* **Records shown**:
*****

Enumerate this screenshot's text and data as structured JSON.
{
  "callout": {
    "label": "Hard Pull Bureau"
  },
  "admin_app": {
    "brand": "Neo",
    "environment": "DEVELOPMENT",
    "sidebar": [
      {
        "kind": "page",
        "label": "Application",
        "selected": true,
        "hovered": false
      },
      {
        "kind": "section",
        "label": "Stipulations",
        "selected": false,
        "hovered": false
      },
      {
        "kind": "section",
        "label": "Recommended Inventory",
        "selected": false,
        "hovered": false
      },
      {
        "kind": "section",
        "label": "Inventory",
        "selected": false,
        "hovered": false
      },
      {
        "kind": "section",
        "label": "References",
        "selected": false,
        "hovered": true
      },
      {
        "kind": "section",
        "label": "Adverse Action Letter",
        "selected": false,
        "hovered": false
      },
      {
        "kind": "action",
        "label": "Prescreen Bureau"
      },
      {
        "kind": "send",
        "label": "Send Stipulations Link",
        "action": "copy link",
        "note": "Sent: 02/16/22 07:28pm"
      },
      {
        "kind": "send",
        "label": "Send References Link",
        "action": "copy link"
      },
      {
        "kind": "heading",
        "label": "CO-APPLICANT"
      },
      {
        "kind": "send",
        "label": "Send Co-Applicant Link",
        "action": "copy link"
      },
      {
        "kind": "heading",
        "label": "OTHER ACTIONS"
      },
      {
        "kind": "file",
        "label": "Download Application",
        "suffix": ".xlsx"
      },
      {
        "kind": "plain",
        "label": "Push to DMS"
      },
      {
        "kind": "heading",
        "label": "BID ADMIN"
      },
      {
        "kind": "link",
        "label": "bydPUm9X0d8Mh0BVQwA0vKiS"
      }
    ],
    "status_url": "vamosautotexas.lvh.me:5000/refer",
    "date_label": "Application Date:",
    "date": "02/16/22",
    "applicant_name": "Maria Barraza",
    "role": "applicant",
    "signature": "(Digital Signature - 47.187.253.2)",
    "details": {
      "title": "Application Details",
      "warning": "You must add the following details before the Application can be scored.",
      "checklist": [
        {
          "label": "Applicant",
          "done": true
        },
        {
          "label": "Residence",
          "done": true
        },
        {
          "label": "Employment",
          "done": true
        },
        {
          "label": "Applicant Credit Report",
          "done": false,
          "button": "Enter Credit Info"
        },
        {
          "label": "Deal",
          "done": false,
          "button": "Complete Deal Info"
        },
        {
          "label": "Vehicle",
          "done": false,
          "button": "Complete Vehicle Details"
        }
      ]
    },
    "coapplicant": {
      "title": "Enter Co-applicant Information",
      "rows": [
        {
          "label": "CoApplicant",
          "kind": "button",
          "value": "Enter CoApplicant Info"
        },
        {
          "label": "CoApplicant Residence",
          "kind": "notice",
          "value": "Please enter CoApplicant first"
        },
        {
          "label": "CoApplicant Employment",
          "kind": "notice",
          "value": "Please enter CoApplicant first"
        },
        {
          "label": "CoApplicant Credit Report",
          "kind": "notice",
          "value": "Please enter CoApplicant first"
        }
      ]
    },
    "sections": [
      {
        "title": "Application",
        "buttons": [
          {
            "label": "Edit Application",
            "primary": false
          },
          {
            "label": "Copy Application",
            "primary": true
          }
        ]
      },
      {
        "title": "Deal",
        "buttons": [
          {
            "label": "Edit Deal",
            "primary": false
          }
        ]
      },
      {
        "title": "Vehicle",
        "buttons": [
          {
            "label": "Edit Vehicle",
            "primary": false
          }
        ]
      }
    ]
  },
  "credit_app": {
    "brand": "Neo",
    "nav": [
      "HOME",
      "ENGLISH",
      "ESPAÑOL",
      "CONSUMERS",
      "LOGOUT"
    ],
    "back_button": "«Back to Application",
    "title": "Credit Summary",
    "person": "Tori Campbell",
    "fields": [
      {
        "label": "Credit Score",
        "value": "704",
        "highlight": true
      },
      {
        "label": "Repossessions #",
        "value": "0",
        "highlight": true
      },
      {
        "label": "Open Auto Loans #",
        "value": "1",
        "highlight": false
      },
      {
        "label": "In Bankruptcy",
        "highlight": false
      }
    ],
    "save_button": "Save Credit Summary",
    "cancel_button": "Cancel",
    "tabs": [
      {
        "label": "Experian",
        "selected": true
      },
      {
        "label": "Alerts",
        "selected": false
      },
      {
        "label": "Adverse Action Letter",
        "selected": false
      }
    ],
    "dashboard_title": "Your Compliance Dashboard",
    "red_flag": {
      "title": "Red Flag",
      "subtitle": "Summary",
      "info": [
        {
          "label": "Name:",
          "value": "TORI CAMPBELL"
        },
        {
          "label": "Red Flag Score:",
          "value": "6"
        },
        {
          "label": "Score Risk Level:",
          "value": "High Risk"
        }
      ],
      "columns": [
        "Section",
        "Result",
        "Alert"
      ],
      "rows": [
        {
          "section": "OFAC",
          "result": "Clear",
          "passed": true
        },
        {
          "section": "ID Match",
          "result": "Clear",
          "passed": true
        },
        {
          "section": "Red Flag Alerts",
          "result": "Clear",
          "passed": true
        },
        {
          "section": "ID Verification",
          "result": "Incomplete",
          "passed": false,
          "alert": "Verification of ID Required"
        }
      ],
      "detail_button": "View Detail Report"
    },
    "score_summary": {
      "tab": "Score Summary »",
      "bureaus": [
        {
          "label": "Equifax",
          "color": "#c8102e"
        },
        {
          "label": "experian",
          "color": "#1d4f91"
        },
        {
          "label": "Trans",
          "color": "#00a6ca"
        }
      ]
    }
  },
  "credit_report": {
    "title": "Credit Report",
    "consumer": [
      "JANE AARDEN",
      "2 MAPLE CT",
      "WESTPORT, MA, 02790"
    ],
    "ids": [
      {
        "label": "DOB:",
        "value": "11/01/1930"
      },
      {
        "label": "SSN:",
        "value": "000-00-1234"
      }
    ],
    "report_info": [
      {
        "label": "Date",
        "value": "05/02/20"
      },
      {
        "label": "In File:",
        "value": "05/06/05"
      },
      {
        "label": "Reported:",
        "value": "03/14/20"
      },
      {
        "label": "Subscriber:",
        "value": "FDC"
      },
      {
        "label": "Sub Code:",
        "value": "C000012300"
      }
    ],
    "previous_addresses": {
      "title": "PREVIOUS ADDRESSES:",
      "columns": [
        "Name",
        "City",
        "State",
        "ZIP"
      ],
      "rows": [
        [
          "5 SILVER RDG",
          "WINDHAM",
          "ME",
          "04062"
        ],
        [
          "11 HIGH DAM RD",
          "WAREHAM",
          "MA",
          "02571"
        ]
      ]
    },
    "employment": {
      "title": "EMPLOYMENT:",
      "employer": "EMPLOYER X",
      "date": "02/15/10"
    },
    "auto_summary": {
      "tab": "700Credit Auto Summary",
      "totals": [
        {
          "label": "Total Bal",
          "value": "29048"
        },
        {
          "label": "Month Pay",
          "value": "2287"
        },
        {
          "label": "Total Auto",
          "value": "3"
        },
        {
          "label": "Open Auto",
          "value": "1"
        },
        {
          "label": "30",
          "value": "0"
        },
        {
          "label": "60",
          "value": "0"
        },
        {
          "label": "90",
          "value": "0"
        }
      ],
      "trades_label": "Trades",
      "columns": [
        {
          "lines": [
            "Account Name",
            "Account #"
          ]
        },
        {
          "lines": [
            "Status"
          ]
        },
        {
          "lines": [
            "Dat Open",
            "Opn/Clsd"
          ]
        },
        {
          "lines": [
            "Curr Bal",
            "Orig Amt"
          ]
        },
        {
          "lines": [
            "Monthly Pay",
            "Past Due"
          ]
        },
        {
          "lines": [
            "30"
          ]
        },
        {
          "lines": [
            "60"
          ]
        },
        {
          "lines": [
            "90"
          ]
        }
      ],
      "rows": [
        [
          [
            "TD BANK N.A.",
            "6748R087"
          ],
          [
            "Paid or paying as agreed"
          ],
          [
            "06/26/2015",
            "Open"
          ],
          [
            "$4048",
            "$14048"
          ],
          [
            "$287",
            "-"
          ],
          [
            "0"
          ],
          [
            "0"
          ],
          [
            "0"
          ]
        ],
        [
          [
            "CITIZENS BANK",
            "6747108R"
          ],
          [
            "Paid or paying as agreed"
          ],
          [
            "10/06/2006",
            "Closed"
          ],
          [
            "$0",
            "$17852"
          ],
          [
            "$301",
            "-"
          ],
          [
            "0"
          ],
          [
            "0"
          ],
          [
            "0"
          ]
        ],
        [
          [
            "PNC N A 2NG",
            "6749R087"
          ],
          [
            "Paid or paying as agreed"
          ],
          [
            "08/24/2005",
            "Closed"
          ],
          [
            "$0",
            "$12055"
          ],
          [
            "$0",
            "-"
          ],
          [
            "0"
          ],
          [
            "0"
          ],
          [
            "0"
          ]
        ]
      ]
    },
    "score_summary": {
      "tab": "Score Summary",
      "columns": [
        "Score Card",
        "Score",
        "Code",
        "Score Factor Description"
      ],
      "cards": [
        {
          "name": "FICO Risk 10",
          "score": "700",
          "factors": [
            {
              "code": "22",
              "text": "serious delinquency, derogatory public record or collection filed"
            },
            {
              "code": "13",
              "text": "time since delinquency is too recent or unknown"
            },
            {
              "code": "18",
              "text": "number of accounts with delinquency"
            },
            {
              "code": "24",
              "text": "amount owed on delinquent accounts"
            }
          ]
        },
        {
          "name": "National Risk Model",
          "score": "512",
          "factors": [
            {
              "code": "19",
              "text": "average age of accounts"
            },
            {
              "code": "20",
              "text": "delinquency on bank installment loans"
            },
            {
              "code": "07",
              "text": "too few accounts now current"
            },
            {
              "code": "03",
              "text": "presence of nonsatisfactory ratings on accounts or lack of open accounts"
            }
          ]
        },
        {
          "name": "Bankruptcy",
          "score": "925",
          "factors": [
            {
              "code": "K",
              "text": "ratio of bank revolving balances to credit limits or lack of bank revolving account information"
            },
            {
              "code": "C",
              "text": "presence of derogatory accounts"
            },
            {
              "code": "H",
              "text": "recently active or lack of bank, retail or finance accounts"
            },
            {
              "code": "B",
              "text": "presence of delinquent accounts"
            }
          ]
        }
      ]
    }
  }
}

*****

Select the lines from the entries that include the word "Inventory".

        "label": "Recommended Inventory",
        "label": "Inventory",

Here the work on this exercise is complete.